» **DATA PROVIDED**:
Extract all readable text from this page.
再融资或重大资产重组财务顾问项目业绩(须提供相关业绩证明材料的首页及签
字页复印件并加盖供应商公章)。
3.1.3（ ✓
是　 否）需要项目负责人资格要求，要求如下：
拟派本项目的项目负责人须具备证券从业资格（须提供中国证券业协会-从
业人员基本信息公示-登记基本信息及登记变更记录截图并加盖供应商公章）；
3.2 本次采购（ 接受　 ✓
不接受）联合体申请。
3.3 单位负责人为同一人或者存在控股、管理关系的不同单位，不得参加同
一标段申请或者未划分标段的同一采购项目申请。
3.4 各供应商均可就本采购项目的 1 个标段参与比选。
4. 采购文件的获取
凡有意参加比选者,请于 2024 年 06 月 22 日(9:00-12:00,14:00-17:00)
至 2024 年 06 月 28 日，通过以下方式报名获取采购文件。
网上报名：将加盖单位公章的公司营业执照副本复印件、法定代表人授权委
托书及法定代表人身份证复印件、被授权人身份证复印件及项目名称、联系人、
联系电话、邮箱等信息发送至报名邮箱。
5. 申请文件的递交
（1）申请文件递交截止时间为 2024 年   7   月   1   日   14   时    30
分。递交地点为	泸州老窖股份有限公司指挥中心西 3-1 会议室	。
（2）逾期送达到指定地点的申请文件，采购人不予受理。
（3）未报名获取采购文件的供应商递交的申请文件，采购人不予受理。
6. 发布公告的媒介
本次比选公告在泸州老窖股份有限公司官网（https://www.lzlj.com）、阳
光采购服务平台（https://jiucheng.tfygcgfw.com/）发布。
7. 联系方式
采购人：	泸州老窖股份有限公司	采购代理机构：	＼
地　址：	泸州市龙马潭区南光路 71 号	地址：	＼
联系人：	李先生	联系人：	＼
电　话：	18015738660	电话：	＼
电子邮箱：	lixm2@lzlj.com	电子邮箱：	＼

» **GOAL**: All lines above containing the string "https" are to be collected.

» **ANSWER TO THE EXERCISE**:
本次比选公告在泸州老窖股份有限公司官网（https://www.lzlj.com）、阳
光采购服务平台（https://jiucheng.tfygcgfw.com/）发布。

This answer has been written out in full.